Gather, from the listing beneath this task, every line holding the string "иные".
>> Start The records
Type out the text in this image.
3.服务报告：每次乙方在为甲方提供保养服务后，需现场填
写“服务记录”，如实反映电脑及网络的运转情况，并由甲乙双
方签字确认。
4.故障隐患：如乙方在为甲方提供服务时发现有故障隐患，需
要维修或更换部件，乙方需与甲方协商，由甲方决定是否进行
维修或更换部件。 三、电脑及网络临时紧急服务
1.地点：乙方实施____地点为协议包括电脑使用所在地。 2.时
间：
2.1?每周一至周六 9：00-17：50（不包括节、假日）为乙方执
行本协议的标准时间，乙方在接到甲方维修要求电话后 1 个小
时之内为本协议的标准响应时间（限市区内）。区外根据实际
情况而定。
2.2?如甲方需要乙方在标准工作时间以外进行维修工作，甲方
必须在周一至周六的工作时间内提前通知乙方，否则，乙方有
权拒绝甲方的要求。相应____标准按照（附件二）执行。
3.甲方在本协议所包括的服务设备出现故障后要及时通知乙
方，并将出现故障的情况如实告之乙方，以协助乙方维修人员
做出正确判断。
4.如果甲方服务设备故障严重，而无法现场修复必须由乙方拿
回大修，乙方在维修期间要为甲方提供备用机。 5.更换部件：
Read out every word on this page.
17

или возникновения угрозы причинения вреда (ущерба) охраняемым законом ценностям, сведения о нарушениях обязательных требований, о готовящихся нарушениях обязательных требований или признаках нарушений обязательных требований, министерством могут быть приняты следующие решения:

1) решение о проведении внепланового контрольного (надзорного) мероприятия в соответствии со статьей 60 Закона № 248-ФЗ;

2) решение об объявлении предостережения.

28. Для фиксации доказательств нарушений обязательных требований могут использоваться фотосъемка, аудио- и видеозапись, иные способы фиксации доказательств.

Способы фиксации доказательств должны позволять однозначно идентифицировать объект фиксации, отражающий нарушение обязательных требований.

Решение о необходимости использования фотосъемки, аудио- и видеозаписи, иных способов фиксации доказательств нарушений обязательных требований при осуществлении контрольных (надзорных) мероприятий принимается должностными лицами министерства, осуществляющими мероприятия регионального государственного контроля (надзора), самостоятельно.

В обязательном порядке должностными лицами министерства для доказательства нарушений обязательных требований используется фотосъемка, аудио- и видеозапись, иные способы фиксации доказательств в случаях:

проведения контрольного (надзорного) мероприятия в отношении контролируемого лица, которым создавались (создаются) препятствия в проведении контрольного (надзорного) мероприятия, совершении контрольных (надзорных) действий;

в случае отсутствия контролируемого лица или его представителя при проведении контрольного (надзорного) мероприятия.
>> End The records
**Task solution:**
28. Для фиксации доказательств нарушений обязательных требований могут использоваться фотосъемка, аудио- и видеозапись, иные способы фиксации доказательств.
В обязательном порядке должностными лицами министерства для доказательства нарушений обязательных требований используется фотосъемка, аудио- и видеозапись, иные способы фиксации доказательств в случаях:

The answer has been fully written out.